AIM →
Look through the data for the string "муниципальных". Copy every line where it is found.

::::

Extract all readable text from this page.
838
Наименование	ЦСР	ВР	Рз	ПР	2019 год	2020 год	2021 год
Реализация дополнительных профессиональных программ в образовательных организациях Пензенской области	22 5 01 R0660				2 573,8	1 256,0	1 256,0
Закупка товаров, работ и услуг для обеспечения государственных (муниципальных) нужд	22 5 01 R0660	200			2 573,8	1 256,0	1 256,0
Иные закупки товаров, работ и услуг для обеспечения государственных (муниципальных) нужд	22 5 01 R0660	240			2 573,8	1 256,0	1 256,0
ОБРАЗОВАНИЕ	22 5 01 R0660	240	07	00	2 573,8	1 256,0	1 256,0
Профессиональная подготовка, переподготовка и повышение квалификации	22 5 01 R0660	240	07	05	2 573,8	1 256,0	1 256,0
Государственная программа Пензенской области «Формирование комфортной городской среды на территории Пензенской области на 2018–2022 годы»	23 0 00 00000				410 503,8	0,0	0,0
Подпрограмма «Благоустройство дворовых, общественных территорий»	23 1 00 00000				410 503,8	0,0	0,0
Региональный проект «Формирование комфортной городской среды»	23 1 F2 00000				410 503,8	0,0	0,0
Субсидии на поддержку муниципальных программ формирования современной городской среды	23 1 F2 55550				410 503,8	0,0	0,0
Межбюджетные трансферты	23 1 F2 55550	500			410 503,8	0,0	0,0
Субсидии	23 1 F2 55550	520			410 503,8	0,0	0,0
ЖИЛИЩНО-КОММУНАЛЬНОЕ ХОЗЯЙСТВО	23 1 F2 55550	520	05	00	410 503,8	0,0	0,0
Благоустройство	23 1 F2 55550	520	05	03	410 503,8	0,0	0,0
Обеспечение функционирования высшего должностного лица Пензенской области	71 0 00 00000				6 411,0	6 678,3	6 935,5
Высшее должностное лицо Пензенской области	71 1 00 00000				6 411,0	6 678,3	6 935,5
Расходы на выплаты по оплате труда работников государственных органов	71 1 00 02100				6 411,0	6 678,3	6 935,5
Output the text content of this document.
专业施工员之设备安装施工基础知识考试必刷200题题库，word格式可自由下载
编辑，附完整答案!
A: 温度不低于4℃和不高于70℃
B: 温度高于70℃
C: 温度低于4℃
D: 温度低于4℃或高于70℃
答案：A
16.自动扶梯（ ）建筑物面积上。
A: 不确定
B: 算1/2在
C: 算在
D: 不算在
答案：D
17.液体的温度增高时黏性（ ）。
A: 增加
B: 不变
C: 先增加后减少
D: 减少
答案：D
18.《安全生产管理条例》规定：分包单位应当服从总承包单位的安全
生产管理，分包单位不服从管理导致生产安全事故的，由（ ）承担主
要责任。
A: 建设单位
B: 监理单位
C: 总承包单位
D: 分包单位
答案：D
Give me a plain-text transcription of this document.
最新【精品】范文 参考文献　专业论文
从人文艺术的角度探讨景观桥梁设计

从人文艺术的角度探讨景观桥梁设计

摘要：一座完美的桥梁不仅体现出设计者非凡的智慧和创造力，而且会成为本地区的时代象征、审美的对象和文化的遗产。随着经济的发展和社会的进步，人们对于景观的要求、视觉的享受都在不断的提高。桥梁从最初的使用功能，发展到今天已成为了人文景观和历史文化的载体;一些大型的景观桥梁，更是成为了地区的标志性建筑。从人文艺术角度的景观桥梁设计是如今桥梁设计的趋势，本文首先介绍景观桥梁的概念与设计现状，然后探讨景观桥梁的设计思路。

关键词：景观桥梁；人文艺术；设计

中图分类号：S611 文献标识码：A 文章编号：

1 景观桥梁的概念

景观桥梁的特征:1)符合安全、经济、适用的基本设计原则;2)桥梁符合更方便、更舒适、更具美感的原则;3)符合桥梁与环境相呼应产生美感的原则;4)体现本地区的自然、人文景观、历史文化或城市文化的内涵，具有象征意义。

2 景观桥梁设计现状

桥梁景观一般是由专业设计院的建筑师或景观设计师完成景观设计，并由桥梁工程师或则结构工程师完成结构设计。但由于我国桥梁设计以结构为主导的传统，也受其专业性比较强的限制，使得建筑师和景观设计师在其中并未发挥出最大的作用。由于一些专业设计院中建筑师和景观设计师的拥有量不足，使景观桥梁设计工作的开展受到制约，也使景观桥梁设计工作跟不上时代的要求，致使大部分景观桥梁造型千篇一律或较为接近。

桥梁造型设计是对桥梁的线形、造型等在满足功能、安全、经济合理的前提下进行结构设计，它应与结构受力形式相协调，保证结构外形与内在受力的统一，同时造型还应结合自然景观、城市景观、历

::::

THE OUTPUT →
Закупка товаров, работ и услуг для обеспечения государственных (муниципальных) нужд	22 5 01 R0660	200			2 573,8	1 256,0	1 256,0
Иные закупки товаров, работ и услуг для обеспечения государственных (муниципальных) нужд	22 5 01 R0660	240			2 573,8	1 256,0	1 256,0
Субсидии на поддержку муниципальных программ формирования современной городской среды	23 1 F2 55550				410 503,8	0,0	0,0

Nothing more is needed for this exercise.